▶ **BRIEF**
Find the lines holding "Landkreis" and copy them.

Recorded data
--
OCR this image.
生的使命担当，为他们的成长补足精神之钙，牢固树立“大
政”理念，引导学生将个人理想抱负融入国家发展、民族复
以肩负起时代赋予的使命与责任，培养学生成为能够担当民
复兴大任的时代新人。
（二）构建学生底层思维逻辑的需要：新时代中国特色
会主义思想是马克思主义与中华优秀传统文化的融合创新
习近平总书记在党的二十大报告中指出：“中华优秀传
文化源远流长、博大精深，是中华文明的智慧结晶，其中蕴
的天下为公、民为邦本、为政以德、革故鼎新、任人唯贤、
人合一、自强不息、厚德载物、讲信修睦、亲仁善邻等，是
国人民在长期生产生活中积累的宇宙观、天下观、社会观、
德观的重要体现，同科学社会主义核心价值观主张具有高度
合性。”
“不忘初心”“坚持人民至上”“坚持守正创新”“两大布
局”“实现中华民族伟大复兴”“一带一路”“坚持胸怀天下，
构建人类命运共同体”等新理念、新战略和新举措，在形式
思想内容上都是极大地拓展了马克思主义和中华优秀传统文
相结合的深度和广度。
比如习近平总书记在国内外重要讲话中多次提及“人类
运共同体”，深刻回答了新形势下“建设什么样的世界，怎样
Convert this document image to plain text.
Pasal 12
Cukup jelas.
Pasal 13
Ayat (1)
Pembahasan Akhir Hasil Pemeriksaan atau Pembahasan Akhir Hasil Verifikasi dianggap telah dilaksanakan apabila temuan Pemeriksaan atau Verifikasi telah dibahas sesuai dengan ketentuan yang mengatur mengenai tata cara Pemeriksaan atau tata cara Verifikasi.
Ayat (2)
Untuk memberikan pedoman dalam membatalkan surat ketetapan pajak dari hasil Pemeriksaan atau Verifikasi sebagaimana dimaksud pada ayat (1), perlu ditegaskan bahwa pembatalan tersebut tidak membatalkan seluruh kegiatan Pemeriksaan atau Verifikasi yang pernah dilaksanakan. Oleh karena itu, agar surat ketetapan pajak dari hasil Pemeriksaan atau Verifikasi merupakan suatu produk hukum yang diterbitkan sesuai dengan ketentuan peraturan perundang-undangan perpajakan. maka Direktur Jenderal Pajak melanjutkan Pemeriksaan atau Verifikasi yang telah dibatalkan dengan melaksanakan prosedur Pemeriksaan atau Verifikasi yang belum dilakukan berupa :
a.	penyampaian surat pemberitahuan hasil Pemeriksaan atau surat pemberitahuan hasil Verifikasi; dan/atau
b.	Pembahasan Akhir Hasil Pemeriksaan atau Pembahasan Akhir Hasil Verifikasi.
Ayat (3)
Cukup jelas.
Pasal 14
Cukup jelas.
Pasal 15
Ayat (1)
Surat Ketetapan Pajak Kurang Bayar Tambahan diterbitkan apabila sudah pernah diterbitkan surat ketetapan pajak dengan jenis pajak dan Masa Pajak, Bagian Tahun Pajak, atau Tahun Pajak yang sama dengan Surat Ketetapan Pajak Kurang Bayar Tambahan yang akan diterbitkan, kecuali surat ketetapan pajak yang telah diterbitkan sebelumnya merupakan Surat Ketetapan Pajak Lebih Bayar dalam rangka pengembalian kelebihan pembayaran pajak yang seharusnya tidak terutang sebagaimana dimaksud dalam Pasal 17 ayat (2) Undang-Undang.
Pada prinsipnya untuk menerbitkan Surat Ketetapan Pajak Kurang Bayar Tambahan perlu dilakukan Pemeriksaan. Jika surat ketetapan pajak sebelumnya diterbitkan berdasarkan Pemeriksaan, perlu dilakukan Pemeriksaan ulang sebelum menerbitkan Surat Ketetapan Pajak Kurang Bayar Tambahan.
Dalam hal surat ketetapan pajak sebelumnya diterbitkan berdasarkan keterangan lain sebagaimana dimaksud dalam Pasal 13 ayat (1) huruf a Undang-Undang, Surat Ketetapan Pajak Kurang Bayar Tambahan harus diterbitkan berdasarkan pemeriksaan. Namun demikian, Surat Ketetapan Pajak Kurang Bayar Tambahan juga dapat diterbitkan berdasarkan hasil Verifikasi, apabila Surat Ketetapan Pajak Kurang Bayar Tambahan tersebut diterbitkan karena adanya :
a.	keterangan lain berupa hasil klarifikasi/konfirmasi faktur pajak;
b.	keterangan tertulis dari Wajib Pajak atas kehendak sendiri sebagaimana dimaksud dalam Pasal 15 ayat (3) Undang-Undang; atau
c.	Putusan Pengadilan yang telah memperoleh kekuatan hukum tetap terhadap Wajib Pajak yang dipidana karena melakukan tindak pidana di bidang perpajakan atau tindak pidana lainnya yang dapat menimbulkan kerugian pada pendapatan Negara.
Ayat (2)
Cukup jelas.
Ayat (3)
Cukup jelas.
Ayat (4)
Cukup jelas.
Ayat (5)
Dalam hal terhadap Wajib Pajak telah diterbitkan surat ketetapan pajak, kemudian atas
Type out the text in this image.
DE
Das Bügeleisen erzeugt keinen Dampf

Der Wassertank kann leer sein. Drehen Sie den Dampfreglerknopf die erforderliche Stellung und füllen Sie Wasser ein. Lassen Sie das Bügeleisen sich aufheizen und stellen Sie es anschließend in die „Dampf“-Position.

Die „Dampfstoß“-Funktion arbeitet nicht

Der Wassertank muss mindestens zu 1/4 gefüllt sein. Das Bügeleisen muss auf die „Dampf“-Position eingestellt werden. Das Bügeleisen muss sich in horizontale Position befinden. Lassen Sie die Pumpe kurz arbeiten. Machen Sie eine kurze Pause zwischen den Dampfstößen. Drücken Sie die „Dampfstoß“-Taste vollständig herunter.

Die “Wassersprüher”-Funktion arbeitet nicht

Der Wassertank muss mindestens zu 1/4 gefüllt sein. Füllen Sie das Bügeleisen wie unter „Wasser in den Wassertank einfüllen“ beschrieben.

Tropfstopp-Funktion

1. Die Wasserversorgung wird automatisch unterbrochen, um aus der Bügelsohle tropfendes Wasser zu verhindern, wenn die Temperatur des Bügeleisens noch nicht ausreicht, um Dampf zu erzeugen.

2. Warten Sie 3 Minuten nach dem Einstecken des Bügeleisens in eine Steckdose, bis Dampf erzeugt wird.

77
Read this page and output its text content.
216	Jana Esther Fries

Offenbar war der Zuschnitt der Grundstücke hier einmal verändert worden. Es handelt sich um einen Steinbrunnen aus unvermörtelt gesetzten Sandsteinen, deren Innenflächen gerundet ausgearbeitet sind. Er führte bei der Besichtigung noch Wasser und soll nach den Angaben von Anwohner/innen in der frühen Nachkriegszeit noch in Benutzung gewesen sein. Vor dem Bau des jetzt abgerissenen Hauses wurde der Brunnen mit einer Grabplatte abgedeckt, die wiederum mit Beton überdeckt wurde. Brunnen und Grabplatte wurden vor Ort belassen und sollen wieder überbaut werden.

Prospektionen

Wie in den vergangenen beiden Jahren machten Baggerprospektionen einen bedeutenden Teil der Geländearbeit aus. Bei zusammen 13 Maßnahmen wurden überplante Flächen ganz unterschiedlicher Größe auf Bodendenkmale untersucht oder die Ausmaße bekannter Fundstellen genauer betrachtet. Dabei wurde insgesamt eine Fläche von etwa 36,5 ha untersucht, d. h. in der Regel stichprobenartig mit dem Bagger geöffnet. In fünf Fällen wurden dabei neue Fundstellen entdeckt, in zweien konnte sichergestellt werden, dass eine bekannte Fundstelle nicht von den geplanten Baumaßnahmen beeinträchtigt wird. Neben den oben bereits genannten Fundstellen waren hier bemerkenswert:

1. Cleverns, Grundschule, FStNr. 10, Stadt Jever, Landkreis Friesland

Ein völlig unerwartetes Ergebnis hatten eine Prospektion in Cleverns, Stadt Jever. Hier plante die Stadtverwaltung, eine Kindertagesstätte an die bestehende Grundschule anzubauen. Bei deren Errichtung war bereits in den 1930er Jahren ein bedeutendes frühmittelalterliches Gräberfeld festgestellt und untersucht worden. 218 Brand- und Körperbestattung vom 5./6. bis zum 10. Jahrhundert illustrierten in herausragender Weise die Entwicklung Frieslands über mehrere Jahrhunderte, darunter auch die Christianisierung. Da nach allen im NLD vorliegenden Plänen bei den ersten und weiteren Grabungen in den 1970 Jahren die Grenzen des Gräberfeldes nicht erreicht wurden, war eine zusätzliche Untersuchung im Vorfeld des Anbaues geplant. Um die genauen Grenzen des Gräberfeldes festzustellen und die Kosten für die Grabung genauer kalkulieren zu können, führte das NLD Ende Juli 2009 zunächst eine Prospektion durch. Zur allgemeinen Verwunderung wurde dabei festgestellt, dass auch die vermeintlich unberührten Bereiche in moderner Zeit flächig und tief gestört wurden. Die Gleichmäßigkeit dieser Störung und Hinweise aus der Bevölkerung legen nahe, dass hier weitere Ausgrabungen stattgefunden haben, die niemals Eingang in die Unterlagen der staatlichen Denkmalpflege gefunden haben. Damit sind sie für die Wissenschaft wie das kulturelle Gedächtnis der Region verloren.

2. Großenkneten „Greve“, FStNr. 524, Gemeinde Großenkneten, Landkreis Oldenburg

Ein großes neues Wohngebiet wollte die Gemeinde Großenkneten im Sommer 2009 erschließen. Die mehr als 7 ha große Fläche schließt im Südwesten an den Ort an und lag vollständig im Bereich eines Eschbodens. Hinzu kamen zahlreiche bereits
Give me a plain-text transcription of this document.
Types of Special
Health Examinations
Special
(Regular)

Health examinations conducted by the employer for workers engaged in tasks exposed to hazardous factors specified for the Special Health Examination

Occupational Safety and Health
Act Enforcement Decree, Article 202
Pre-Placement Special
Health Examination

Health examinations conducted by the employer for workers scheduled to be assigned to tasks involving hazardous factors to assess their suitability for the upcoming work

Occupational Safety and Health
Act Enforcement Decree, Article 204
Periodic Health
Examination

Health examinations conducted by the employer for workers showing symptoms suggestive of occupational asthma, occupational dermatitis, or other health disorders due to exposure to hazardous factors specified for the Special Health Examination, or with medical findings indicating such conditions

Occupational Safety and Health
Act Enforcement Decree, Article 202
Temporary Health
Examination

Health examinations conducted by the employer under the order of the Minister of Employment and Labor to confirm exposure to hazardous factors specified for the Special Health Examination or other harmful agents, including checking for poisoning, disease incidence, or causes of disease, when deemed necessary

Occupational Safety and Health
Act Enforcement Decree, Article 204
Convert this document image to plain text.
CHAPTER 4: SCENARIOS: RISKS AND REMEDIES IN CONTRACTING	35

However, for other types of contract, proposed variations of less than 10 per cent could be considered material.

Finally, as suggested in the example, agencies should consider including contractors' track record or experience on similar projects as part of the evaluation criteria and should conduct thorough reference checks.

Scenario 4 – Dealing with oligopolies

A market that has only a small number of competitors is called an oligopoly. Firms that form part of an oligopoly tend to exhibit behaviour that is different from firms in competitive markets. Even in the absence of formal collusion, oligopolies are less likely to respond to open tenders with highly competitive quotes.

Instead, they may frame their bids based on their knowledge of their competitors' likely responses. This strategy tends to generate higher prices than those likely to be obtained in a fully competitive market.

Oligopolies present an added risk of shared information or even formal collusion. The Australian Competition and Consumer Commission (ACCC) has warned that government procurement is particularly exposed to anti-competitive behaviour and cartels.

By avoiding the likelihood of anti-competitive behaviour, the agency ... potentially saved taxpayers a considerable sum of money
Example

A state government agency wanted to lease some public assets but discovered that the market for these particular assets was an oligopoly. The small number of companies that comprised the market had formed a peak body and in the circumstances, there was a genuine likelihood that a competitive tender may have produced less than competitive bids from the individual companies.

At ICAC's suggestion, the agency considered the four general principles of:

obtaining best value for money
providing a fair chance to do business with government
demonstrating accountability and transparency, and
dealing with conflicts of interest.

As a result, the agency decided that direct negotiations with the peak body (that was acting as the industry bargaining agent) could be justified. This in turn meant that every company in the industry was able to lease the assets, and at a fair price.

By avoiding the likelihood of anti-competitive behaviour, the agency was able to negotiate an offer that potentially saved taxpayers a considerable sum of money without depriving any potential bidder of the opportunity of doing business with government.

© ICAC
--
▶ **EXERCISE SOLUTION**
1. Cleverns, Grundschule, FStNr. 10, Stadt Jever, Landkreis Friesland
2. Großenkneten „Greve“, FStNr. 524, Gemeinde Großenkneten, Landkreis Oldenburg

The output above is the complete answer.